- What is required -
Count the lines below that contain the word "about". Give only the number.

Data entries:
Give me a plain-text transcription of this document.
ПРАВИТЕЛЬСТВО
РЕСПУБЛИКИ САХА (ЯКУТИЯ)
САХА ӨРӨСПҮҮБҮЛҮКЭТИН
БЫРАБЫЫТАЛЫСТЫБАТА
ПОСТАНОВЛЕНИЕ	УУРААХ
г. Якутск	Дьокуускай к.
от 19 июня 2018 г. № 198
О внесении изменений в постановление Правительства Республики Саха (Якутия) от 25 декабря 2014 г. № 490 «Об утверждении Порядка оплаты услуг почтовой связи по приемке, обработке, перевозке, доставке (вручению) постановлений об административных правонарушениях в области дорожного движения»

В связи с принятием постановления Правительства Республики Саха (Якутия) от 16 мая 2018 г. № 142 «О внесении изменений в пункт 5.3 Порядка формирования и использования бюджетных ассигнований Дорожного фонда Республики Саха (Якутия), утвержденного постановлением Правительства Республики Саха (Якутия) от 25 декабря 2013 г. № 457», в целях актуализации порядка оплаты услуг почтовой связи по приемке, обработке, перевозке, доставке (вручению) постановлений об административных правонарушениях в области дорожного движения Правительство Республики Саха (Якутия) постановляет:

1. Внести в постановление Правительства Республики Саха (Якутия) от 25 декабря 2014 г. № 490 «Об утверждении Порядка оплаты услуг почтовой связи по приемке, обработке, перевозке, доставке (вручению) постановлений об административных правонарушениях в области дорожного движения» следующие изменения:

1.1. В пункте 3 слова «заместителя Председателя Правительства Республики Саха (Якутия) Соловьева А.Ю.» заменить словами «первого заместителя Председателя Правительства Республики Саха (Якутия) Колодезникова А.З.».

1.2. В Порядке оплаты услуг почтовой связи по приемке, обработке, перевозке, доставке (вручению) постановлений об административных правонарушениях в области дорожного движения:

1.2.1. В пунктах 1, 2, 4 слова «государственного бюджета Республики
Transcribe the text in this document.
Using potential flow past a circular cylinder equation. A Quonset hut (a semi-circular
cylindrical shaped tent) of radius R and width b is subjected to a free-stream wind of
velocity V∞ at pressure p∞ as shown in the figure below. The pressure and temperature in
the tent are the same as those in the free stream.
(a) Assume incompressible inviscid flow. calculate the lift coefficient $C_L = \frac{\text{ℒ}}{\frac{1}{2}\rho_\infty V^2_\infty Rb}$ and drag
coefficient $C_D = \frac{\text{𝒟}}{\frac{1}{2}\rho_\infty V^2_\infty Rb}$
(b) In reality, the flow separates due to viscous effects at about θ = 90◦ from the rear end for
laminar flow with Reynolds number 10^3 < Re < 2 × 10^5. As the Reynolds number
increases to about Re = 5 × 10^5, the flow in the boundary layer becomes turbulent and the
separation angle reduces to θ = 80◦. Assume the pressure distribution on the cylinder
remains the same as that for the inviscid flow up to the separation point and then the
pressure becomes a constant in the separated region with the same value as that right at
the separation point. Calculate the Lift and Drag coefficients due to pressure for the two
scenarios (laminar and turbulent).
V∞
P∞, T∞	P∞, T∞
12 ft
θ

- Written solution -
2